-- Begin Provided data --

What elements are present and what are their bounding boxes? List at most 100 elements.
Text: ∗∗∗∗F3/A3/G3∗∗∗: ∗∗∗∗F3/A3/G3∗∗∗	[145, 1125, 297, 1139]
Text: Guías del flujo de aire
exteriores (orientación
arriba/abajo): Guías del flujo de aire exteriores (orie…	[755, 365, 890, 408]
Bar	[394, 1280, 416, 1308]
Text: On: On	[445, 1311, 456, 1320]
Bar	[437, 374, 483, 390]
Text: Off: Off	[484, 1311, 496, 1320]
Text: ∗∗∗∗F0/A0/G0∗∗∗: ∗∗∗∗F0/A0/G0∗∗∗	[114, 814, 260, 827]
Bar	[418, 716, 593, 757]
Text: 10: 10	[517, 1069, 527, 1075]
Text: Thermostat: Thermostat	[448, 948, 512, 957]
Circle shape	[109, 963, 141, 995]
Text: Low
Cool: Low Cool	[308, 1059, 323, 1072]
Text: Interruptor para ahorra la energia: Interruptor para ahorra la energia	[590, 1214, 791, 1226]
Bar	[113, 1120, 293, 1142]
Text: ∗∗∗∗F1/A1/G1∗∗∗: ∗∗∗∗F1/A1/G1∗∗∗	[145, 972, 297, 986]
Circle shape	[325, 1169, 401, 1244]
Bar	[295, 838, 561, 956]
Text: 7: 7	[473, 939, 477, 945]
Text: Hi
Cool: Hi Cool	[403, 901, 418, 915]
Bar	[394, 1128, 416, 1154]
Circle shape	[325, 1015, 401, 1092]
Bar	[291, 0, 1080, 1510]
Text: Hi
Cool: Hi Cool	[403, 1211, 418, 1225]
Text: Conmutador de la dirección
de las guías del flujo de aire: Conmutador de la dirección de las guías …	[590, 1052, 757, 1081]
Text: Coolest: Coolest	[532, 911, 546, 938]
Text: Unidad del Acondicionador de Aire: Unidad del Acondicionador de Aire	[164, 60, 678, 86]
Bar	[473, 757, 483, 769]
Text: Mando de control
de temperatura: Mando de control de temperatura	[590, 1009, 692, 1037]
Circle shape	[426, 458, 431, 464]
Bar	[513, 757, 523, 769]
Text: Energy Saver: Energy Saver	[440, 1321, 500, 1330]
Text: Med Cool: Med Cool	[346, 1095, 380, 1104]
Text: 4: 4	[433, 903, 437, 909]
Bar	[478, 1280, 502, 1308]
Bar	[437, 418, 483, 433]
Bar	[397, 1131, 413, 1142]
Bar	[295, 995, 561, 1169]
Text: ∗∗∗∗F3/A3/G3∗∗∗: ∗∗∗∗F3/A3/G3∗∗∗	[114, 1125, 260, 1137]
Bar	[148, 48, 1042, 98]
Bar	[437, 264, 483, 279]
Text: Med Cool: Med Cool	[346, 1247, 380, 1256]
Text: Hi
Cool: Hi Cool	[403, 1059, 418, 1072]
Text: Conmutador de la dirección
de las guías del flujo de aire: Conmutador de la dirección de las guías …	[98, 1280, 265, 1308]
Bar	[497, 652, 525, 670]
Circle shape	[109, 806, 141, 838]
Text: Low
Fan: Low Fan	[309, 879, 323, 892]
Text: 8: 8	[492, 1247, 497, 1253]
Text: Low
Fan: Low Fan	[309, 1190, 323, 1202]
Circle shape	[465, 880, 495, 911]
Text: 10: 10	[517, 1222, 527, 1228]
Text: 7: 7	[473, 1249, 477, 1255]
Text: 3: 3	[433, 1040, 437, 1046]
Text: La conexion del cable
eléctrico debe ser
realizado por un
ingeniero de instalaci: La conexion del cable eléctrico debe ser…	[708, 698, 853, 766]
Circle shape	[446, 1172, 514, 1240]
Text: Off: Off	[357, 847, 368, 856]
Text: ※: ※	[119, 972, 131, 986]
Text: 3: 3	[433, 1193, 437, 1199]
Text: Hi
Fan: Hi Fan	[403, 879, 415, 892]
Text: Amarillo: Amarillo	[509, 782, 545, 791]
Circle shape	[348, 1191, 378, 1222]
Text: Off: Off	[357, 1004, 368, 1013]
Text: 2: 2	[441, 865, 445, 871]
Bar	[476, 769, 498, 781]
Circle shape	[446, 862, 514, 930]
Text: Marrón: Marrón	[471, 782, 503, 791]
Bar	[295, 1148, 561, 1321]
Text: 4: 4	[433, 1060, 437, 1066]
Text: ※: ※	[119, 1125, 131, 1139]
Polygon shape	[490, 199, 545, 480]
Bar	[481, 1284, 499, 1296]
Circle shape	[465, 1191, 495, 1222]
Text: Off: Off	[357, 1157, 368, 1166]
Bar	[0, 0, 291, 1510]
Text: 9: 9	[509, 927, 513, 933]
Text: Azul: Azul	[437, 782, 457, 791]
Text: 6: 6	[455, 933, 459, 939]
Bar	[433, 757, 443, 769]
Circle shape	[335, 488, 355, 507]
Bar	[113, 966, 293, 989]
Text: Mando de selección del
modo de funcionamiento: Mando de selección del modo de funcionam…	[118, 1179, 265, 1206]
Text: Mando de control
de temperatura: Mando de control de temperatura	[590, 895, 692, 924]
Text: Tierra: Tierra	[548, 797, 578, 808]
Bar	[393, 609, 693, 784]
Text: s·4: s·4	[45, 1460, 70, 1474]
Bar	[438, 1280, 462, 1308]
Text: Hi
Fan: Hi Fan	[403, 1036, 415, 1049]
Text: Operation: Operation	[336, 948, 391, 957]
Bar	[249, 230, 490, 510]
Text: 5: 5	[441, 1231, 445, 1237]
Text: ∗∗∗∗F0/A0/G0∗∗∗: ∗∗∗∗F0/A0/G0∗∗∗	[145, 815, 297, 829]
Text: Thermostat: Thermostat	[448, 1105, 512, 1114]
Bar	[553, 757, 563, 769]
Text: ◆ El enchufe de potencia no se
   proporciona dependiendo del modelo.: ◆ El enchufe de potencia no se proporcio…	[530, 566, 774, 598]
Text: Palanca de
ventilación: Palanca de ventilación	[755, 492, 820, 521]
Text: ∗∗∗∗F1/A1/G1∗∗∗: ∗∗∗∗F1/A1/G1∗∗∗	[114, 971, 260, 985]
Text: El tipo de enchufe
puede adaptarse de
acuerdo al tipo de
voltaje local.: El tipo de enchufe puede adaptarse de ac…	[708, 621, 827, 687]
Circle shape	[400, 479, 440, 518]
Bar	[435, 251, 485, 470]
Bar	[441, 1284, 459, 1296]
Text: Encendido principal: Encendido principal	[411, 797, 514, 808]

-- End Provided data --

== Problem statement ==
Write out the whole listing again, switching each "Thermostat" to "Termostato" and leaving everything else unchanged.

== Exercise response ==
What elements are present and what are their bounding boxes? List at most 100 elements.
Text: ∗∗∗∗F3/A3/G3∗∗∗: ∗∗∗∗F3/A3/G3∗∗∗	[145, 1125, 297, 1139]
Text: Guías del flujo de aire
exteriores (orientación
arriba/abajo): Guías del flujo de aire exteriores (orie…	[755, 365, 890, 408]
Bar	[394, 1280, 416, 1308]
Text: On: On	[445, 1311, 456, 1320]
Bar	[437, 374, 483, 390]
Text: Off: Off	[484, 1311, 496, 1320]
Text: ∗∗∗∗F0/A0/G0∗∗∗: ∗∗∗∗F0/A0/G0∗∗∗	[114, 814, 260, 827]
Bar	[418, 716, 593, 757]
Text: 10: 10	[517, 1069, 527, 1075]
Text: Termostato: Termostato	[448, 948, 512, 957]
Circle shape	[109, 963, 141, 995]
Text: Low
Cool: Low Cool	[308, 1059, 323, 1072]
Text: Interruptor para ahorra la energia: Interruptor para ahorra la energia	[590, 1214, 791, 1226]
Bar	[113, 1120, 293, 1142]
Text: ∗∗∗∗F1/A1/G1∗∗∗: ∗∗∗∗F1/A1/G1∗∗∗	[145, 972, 297, 986]
Circle shape	[325, 1169, 401, 1244]
Bar	[295, 838, 561, 956]
Text: 7: 7	[473, 939, 477, 945]
Text: Hi
Cool: Hi Cool	[403, 901, 418, 915]
Bar	[394, 1128, 416, 1154]
Circle shape	[325, 1015, 401, 1092]
Bar	[291, 0, 1080, 1510]
Text: Hi
Cool: Hi Cool	[403, 1211, 418, 1225]
Text: Conmutador de la dirección
de las guías del flujo de aire: Conmutador de la dirección de las guías …	[590, 1052, 757, 1081]
Text: Coolest: Coolest	[532, 911, 546, 938]
Text: Unidad del Acondicionador de Aire: Unidad del Acondicionador de Aire	[164, 60, 678, 86]
Bar	[473, 757, 483, 769]
Text: Mando de control
de temperatura: Mando de control de temperatura	[590, 1009, 692, 1037]
Circle shape	[426, 458, 431, 464]
Bar	[513, 757, 523, 769]
Text: Energy Saver: Energy Saver	[440, 1321, 500, 1330]
Text: Med Cool: Med Cool	[346, 1095, 380, 1104]
Text: 4: 4	[433, 903, 437, 909]
Bar	[478, 1280, 502, 1308]
Bar	[437, 418, 483, 433]
Bar	[397, 1131, 413, 1142]
Bar	[295, 995, 561, 1169]
Text: ∗∗∗∗F3/A3/G3∗∗∗: ∗∗∗∗F3/A3/G3∗∗∗	[114, 1125, 260, 1137]
Bar	[148, 48, 1042, 98]
Bar	[437, 264, 483, 279]
Text: Med Cool: Med Cool	[346, 1247, 380, 1256]
Text: Hi
Cool: Hi Cool	[403, 1059, 418, 1072]
Text: Conmutador de la dirección
de las guías del flujo de aire: Conmutador de la dirección de las guías …	[98, 1280, 265, 1308]
Bar	[497, 652, 525, 670]
Circle shape	[109, 806, 141, 838]
Text: Low
Fan: Low Fan	[309, 879, 323, 892]
Text: 8: 8	[492, 1247, 497, 1253]
Text: Low
Fan: Low Fan	[309, 1190, 323, 1202]
Circle shape	[465, 880, 495, 911]
Text: 10: 10	[517, 1222, 527, 1228]
Text: 7: 7	[473, 1249, 477, 1255]
Text: 3: 3	[433, 1040, 437, 1046]
Text: La conexion del cable
eléctrico debe ser
realizado por un
ingeniero de instalaci: La conexion del cable eléctrico debe ser…	[708, 698, 853, 766]
Circle shape	[446, 1172, 514, 1240]
Text: Off: Off	[357, 847, 368, 856]
Text: ※: ※	[119, 972, 131, 986]
Text: 3: 3	[433, 1193, 437, 1199]
Text: Hi
Fan: Hi Fan	[403, 879, 415, 892]
Text: Amarillo: Amarillo	[509, 782, 545, 791]
Circle shape	[348, 1191, 378, 1222]
Text: Off: Off	[357, 1004, 368, 1013]
Text: 2: 2	[441, 865, 445, 871]
Bar	[476, 769, 498, 781]
Circle shape	[446, 862, 514, 930]
Text: Marrón: Marrón	[471, 782, 503, 791]
Bar	[295, 1148, 561, 1321]
Text: 4: 4	[433, 1060, 437, 1066]
Text: ※: ※	[119, 1125, 131, 1139]
Polygon shape	[490, 199, 545, 480]
Bar	[481, 1284, 499, 1296]
Circle shape	[465, 1191, 495, 1222]
Text: Off: Off	[357, 1157, 368, 1166]
Bar	[0, 0, 291, 1510]
Text: 9: 9	[509, 927, 513, 933]
Text: Azul: Azul	[437, 782, 457, 791]
Text: 6: 6	[455, 933, 459, 939]
Bar	[433, 757, 443, 769]
Circle shape	[335, 488, 355, 507]
Bar	[113, 966, 293, 989]
Text: Mando de selección del
modo de funcionamiento: Mando de selección del modo de funcionam…	[118, 1179, 265, 1206]
Text: Mando de control
de temperatura: Mando de control de temperatura	[590, 895, 692, 924]
Text: Tierra: Tierra	[548, 797, 578, 808]
Bar	[393, 609, 693, 784]
Text: s·4: s·4	[45, 1460, 70, 1474]
Bar	[438, 1280, 462, 1308]
Text: Hi
Fan: Hi Fan	[403, 1036, 415, 1049]
Text: Operation: Operation	[336, 948, 391, 957]
Bar	[249, 230, 490, 510]
Text: 5: 5	[441, 1231, 445, 1237]
Text: ∗∗∗∗F0/A0/G0∗∗∗: ∗∗∗∗F0/A0/G0∗∗∗	[145, 815, 297, 829]
Text: Termostato: Termostato	[448, 1105, 512, 1114]
Bar	[553, 757, 563, 769]
Text: ◆ El enchufe de potencia no se
   proporciona dependiendo del modelo.: ◆ El enchufe de potencia no se proporcio…	[530, 566, 774, 598]
Text: Palanca de
ventilación: Palanca de ventilación	[755, 492, 820, 521]
Text: ∗∗∗∗F1/A1/G1∗∗∗: ∗∗∗∗F1/A1/G1∗∗∗	[114, 971, 260, 985]
Text: El tipo de enchufe
puede adaptarse de
acuerdo al tipo de
voltaje local.: El tipo de enchufe puede adaptarse de ac…	[708, 621, 827, 687]
Circle shape	[400, 479, 440, 518]
Bar	[435, 251, 485, 470]
Bar	[441, 1284, 459, 1296]
Text: Encendido principal: Encendido principal	[411, 797, 514, 808]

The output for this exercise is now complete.